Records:
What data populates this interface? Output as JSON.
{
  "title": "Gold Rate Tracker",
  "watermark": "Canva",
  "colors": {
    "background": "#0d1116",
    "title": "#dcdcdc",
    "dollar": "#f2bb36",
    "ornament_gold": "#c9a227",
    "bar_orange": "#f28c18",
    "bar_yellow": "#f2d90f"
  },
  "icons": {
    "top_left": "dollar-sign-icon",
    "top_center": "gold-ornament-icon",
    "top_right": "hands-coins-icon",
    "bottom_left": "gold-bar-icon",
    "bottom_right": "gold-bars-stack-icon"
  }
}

...

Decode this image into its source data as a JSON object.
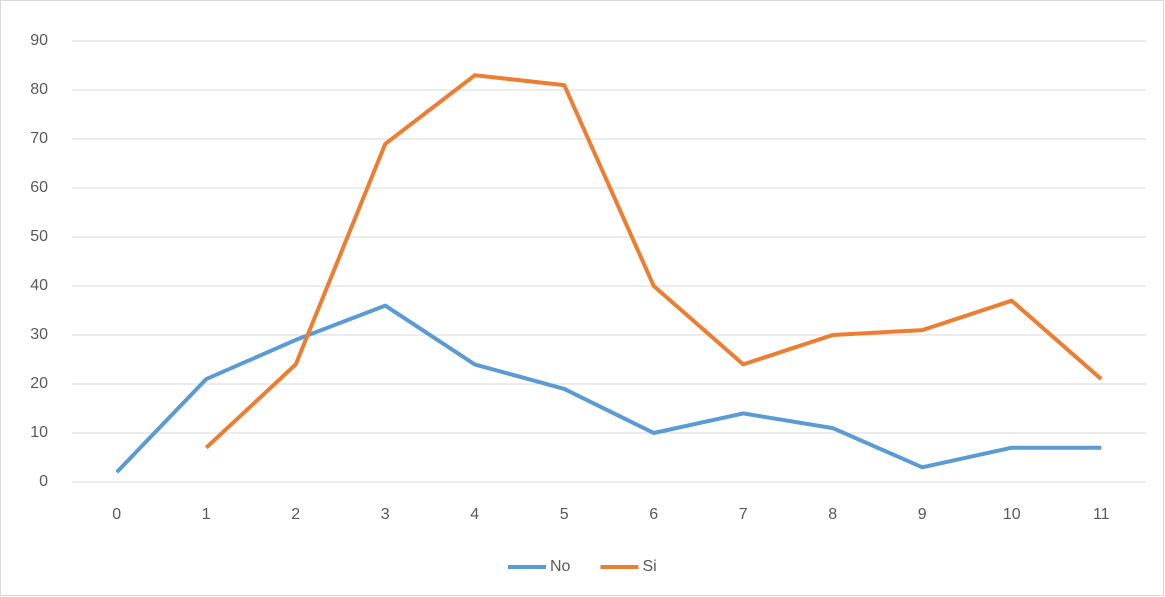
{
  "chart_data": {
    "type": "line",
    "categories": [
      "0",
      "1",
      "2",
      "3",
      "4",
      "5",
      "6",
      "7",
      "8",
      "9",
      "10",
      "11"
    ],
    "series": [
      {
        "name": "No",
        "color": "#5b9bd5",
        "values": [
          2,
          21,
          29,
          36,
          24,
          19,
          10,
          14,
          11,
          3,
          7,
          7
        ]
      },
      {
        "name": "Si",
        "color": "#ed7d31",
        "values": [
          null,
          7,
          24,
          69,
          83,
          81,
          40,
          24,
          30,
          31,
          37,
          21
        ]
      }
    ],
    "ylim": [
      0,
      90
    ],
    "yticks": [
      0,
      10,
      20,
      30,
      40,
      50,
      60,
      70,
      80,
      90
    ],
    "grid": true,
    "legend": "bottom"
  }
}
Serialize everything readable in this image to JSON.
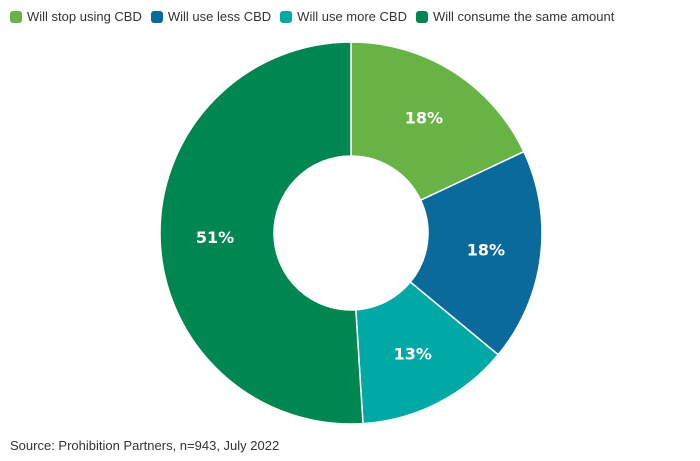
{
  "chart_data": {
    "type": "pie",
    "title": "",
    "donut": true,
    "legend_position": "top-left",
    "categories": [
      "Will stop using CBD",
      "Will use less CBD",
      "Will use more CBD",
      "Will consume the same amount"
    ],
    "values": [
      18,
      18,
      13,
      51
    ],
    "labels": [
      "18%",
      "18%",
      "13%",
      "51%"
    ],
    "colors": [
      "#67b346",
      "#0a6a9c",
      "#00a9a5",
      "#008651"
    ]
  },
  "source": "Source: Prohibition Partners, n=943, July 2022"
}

==

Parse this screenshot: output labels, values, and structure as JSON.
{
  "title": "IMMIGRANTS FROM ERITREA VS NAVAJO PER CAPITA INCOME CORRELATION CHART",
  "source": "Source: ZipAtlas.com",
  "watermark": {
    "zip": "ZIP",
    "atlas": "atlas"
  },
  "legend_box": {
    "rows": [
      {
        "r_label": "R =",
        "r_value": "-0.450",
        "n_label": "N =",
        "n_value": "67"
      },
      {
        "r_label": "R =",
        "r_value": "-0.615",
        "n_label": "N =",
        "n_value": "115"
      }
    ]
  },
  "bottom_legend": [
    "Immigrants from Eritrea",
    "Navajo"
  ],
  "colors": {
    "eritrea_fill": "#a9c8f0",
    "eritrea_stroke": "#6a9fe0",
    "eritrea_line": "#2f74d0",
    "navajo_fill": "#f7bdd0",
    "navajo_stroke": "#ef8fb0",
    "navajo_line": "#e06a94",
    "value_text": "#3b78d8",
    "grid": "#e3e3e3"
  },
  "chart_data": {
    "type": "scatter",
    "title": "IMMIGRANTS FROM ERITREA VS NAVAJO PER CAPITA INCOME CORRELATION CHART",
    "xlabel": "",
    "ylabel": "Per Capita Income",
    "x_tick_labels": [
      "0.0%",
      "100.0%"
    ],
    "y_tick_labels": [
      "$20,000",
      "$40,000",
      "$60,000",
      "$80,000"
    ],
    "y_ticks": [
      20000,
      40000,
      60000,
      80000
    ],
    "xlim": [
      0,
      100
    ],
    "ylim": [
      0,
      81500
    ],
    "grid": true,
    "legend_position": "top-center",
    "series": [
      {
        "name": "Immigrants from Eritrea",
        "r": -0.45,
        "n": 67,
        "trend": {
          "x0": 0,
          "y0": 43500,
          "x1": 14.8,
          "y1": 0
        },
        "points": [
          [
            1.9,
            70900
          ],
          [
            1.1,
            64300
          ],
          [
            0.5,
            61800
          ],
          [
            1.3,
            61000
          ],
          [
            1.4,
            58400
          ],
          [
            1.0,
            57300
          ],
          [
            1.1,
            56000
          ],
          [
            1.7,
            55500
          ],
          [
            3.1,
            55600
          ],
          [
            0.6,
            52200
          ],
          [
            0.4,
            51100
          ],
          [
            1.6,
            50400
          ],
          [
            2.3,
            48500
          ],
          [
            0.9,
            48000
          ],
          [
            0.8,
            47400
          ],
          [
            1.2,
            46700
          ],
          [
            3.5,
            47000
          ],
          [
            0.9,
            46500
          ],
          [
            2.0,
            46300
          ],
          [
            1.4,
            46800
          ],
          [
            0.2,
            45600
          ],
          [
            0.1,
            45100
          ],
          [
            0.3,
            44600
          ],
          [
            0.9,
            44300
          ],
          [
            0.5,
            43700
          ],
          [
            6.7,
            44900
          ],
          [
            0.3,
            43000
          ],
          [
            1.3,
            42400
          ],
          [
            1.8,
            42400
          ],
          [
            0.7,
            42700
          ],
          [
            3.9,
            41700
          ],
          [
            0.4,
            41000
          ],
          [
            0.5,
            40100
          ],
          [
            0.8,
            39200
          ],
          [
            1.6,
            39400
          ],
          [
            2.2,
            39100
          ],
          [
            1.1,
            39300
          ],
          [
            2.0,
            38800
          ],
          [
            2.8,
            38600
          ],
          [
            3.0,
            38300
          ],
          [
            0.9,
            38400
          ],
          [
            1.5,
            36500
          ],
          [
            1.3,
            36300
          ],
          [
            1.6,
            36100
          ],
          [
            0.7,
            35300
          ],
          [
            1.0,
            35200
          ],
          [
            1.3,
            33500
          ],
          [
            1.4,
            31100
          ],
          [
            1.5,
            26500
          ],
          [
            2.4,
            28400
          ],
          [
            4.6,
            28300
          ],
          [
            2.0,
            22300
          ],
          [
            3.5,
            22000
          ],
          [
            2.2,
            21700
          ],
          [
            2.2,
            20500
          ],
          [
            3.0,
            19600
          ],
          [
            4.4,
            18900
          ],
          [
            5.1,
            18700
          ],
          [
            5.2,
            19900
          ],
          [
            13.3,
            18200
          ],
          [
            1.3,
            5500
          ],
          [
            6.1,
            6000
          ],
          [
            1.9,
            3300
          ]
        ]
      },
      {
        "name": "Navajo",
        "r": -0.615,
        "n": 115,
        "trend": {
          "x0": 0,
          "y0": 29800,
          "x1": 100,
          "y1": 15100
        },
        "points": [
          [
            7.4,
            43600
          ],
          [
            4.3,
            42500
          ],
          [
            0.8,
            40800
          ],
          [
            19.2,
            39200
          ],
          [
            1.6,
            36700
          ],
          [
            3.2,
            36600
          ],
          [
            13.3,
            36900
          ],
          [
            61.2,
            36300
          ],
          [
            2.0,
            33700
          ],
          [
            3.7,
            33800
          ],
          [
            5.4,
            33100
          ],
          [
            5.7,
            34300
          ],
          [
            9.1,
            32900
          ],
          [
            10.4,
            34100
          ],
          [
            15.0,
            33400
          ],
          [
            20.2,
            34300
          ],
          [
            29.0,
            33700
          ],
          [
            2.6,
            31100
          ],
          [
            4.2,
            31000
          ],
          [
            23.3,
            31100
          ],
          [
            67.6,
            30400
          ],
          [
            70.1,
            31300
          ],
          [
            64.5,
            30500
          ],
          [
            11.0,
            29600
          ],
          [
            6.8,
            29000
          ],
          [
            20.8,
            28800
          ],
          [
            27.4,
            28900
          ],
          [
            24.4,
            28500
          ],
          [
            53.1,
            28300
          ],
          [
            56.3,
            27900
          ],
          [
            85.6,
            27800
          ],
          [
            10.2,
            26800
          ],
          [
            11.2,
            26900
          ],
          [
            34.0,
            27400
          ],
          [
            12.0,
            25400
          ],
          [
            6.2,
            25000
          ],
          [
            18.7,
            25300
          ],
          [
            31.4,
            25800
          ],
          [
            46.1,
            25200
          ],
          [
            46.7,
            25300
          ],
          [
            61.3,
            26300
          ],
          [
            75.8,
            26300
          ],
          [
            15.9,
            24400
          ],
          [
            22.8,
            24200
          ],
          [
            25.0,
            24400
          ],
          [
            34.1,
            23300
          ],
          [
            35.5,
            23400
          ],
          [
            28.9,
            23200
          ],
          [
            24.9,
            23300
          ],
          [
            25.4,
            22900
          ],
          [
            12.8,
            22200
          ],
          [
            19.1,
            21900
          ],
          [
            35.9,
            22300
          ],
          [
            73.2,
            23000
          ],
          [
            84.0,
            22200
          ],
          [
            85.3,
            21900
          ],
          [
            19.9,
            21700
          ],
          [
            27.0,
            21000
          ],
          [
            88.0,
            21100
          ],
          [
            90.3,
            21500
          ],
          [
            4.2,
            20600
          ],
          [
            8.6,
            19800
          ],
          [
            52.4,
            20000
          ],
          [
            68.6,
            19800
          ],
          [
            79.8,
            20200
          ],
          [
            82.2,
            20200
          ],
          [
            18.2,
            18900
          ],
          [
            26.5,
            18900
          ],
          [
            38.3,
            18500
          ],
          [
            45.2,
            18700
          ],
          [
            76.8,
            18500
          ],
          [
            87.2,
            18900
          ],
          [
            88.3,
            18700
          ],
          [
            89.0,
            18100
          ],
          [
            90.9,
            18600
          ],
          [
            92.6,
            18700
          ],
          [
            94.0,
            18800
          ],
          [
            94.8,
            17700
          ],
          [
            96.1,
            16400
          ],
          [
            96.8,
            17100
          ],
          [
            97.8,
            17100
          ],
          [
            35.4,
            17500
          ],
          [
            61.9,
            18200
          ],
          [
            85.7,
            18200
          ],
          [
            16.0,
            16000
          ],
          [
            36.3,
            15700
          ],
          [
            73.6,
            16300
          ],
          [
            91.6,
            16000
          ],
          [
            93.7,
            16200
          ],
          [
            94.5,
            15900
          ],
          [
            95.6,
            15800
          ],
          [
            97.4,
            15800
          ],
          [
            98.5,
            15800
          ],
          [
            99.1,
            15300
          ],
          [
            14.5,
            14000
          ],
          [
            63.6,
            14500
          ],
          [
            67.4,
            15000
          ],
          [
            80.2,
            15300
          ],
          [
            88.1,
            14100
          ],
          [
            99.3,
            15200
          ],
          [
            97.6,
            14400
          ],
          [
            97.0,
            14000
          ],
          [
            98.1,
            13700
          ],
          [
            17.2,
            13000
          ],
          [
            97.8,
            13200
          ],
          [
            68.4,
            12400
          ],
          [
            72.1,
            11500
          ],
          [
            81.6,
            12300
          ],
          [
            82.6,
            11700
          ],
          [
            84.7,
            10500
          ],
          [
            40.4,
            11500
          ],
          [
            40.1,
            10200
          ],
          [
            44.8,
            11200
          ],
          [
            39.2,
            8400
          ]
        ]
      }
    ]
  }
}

(PROBLEM DETAILS): Which lines in the data above contain "image"? Show each one.

(COMPLETE ANSWER):
Decode this image into its source data as a JSON object.
Serialize everything readable in this image to JSON.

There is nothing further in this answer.